• PROBLEM
Please continue the article on the debt market's response to Telefónica's bid for O2, picking up after its last sentence.
**** DOCUMENT EXTRACT ****
The debt market reaction to the biggest takeover bid in the telecommunications sector since the technology bubble burst in 2000 has on the face of it been subdued – but a more detailed look tells a different story.

Telefónica launched its £17.7bn cash takeover for O2, the UK mobile operator, at the beginning of last week. But the market in credit default swaps, which because of their liquidity are now the benchmark for gauging investor sentiment, has shown little reaction.

The big operators such as France Telecom, Deutsche Telekom and Telecom Italia are trading 1-2 basis points wider, which implies the cost of buying default protection has risen about 3 per cent.

That scarcely suggests what some investors labelled a “pivotal” moment of change for the sector.

Even Telefónica itself is trading about 5 basis points wider than before the bid was launched.

But considering at least one rating agency will have downgraded the company by two notches by the time the deal is completed, the reaction has hardly been dramatic.

Reasons for the absence of a sell-off include the fact that the market had already priced in a rising risk of takeovers and that the companies generate sufficient cash flows to handle an increase in overall debt
levels.

But the situation is different in other parts of the market. The telecoms yield curve, or the gap between their short- and long-dated bonds, is at its steepest since a spate of 30-year bonds were issued by the telecoms companies in 2003.

In March, investors demanded a premium of 22-24 basis points for buying the 2033 euro bonds of France Telecom, Deutsche Telekom and Telecom Italia rather than the 2013 bonds.

That premium has now almost trebled to 64bp for the French and German operators and quadrupled to 87bp in Telecom Italia’s case.

The curve steepening is not solely due to investors taking a more downbeat view of the telecoms sector: rising government bond yields and the emergence of hybrid bonds, which have ultra-long or perpetual maturities, have had an impact on demand for existing long-dated corporate bonds.

But the telecoms yield curves have steepened a lot more than other sectors, such as utilities.

CDS and short-dated bond prices have been stable because operators are expected to continue to generate strong cash flows in the next few years, leaving short-term risks relatively low.
**** DATA TO EXAMINE ****
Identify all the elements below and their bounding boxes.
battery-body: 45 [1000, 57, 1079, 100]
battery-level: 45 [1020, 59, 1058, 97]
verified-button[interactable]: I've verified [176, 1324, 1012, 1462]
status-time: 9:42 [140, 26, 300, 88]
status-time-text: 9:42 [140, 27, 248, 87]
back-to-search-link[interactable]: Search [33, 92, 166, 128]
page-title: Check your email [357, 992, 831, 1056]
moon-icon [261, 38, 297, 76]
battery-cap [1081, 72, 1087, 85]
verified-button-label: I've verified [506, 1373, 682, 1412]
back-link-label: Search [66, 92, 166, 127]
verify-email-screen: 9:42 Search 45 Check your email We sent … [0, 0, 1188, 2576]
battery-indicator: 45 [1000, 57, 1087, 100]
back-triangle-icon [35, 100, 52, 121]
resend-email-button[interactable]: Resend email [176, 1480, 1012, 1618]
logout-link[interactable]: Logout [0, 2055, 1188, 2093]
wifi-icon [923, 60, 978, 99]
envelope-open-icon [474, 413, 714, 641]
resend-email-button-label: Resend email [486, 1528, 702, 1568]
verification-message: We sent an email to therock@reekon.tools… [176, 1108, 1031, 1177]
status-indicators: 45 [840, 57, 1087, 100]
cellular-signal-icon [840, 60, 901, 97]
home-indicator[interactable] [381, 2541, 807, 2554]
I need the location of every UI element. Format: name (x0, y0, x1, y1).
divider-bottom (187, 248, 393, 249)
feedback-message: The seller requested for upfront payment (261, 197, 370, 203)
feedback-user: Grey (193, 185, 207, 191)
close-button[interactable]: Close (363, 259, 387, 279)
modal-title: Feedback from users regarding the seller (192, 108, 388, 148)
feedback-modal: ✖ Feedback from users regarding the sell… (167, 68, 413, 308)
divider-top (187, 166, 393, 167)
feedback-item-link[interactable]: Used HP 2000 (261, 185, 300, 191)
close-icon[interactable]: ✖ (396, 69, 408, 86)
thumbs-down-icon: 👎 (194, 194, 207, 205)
****
• ANSWER TO THE EXERCISE
But the last two weeks have unveiled a marked shift in the companies’ financial policies, which is why many investors are reducing their exposure at the long end of the yield curve.

When Telefónica an-nounced its takeover bid, Anja King, telecoms credit strategist at CreditSights, said: “A single A-rated European telecoms operator seems to have finally acknowledged that a more aggressive financial policy and efficient capital structure is necessary to drive profitable growth and shareholder value.”

Deutsche Telekom said this week that it would increase capital expenditure by €1.2bn to “develop a more aggressive market approach”.

“In the telecoms sector this was probably as good as it got. It was everyone’s favourite sector for a long time. They were the first to deleverage and are probably going to be the first to releverage,” said Raphael Robelin, portfolio manager at BlueBay Asset Management.

Vivek Tawaday, credit portfolio strategist at BNP Paribas, summed up market sentiment, saying: “After almost three years we have gone to a moderate underweight on telecoms due to a significant increase in idiosyncratic risk, coupled with supply coming to the market in the medium term.”

Much of the supply will come from Telefónica as it refinances the €27.2bn it has borrowed from Citigroup, Goldman Sachs and RBS to buy O2.

Telefónica could bring about €10bn in new deals to the corporate bond market next year, with deals in different maturities and currencies. The company has ruled out an equity issue, which has left the bond market also expecting an equity-like hybrid bond.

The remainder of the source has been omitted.